#### EXERCISE OBJECTIVE
Reproduce the lines of the material exactly, excluding every image.

#### DATA ROWS
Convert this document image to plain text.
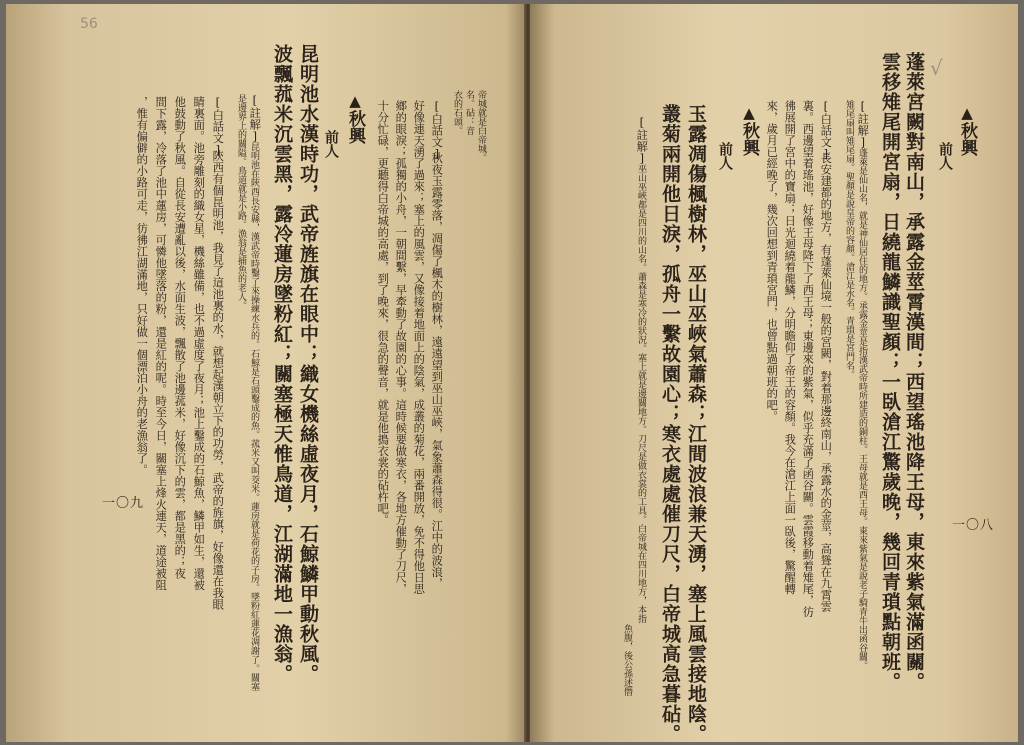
56
帝城就是白帝城。
名。砧：音
衣的石頭。
[白話文]
秋夜玉露零落，凋傷了楓木的樹林，遠遠望到巫山巫峽，氣象蕭森得很。江中的波浪，
好像連天湧了過來；塞上的風雲，又像接着地面上的陰氣，成叢的菊花，兩番開放，免不得他日思
鄉的眼淚；孤獨的小舟，一朝間繫，早牽動了故園的心事。這時候要做寒衣，各地方催動了刀尺，
十分忙碌，更聽得白帝城的高處，到了晚來，很急的聲音，就是他搗衣裳的砧杵吧。
▲秋興
前人
昆明池水漢時功，武帝旌旗在眼中；織女機絲虛夜月，石鯨鱗甲動秋風。
波飄菰米沉雲黑，露冷蓮房墜粉紅；關塞極天惟鳥道，江湖滿地一漁翁。
[註解]
昆明池在陝西長安縣，漢武帝時鑿了來操練水兵的。石鯨是石頭鑿成的魚。菰米又叫茭米。蓮房就是荷花的子房。墜粉紅蓮花凋謝了。關塞
是邊界上的關隘。鳥道就是小路。漁翁是捕魚的老人。
[白話文]
陝西有個昆明池，我見了這池裏的水，就想起漢朝立下的功勞，武帝的旌旗，好像還在我眼
睛裏面。池旁雕刻的織女星，機絲雖備，也不過虛度了夜月；池上鑿成的石鯨魚，鱗甲如生，還被
他鼓動了秋風。自從長安遭亂以後，水面生波，飄散了池邊菰米，好像沉下的雲，都是黑的；夜
間下露，冷落了池中蓮房，可憐他墜落的粉，還是紅的呢。時至今日，關塞上烽火連天，道途被阻
，惟有偏僻的小路可走，彷彿江湖滿地，只好做一個漂泊小舟的老漁翁了。
一〇九
√
▲秋興
前人
蓬萊宮闕對南山，承露金莖霄漢間；西望瑤池降王母，東來紫氣滿函關。
雲移雉尾開宮扇，日繞龍鱗識聖顏；一臥滄江驚歲晚，幾回青瑣點朝班。
[註解]
蓬萊是仙山名，就是神仙居住的地方。承露金莖是指漢武帝時所建造的銅柱。王母就是西王母。東來紫氣是說老子騎青牛出函谷關。
雉尾扇叫雉尾扇。聖顏是說皇帝的容顏。滄江是水名。青瑣是宮門名。
[白話文]
長安建都的地方，有蓬萊仙境一般的宮闕，對着那邊終南山，承露水的金莖，高聳在九霄雲
裏。西邊望着瑤池，好像王母降下了西王母；東邊來的紫氣，似乎充滿了函谷關。雲霞移動着雉尾，彷
彿展開了宮中的寶扇；日光迴繞着龍鱗，分明瞻仰了帝王的容顏。我今在滄江上面一臥後，驚醒轉
來，歲月已經晚了，幾次回想到青瑣宮門，也曾點過朝班的吧。
▲秋興
前人
玉露凋傷楓樹林，巫山巫峽氣蕭森；江間波浪兼天湧，塞上風雲接地陰。
叢菊兩開他日淚，孤舟一繫故園心；寒衣處處催刀尺，白帝城高急暮砧。
[註解]
巫山巫峽都是四川的山名。蕭森是寒冷的狀況。塞上就是邊關地方。刀尺是做衣裳的工具。白帝城在四川地方，本指
魚腹，後公孫述僭
一〇八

#### FINISHED TASK
Convert this document image to plain text.
56
帝城就是白帝城。
名。砧：音
衣的石頭。
[白話文]
秋夜玉露零落，凋傷了楓木的樹林，遠遠望到巫山巫峽，氣象蕭森得很。江中的波浪，
好像連天湧了過來；塞上的風雲，又像接着地面上的陰氣，成叢的菊花，兩番開放，免不得他日思
鄉的眼淚；孤獨的小舟，一朝間繫，早牽動了故園的心事。這時候要做寒衣，各地方催動了刀尺，
十分忙碌，更聽得白帝城的高處，到了晚來，很急的聲音，就是他搗衣裳的砧杵吧。
▲秋興
前人
昆明池水漢時功，武帝旌旗在眼中；織女機絲虛夜月，石鯨鱗甲動秋風。
波飄菰米沉雲黑，露冷蓮房墜粉紅；關塞極天惟鳥道，江湖滿地一漁翁。
[註解]
昆明池在陝西長安縣，漢武帝時鑿了來操練水兵的。石鯨是石頭鑿成的魚。菰米又叫茭米。蓮房就是荷花的子房。墜粉紅蓮花凋謝了。關塞
是邊界上的關隘。鳥道就是小路。漁翁是捕魚的老人。
[白話文]
陝西有個昆明池，我見了這池裏的水，就想起漢朝立下的功勞，武帝的旌旗，好像還在我眼
睛裏面。池旁雕刻的織女星，機絲雖備，也不過虛度了夜月；池上鑿成的石鯨魚，鱗甲如生，還被
他鼓動了秋風。自從長安遭亂以後，水面生波，飄散了池邊菰米，好像沉下的雲，都是黑的；夜
間下露，冷落了池中蓮房，可憐他墜落的粉，還是紅的呢。時至今日，關塞上烽火連天，道途被阻
，惟有偏僻的小路可走，彷彿江湖滿地，只好做一個漂泊小舟的老漁翁了。
一〇九
√
▲秋興
前人
蓬萊宮闕對南山，承露金莖霄漢間；西望瑤池降王母，東來紫氣滿函關。
雲移雉尾開宮扇，日繞龍鱗識聖顏；一臥滄江驚歲晚，幾回青瑣點朝班。
[註解]
蓬萊是仙山名，就是神仙居住的地方。承露金莖是指漢武帝時所建造的銅柱。王母就是西王母。東來紫氣是說老子騎青牛出函谷關。
雉尾扇叫雉尾扇。聖顏是說皇帝的容顏。滄江是水名。青瑣是宮門名。
[白話文]
長安建都的地方，有蓬萊仙境一般的宮闕，對着那邊終南山，承露水的金莖，高聳在九霄雲
裏。西邊望着瑤池，好像王母降下了西王母；東邊來的紫氣，似乎充滿了函谷關。雲霞移動着雉尾，彷
彿展開了宮中的寶扇；日光迴繞着龍鱗，分明瞻仰了帝王的容顏。我今在滄江上面一臥後，驚醒轉
來，歲月已經晚了，幾次回想到青瑣宮門，也曾點過朝班的吧。
▲秋興
前人
玉露凋傷楓樹林，巫山巫峽氣蕭森；江間波浪兼天湧，塞上風雲接地陰。
叢菊兩開他日淚，孤舟一繫故園心；寒衣處處催刀尺，白帝城高急暮砧。
[註解]
巫山巫峽都是四川的山名。蕭森是寒冷的狀況。塞上就是邊關地方。刀尺是做衣裳的工具。白帝城在四川地方，本指
魚腹，後公孫述僭
一〇八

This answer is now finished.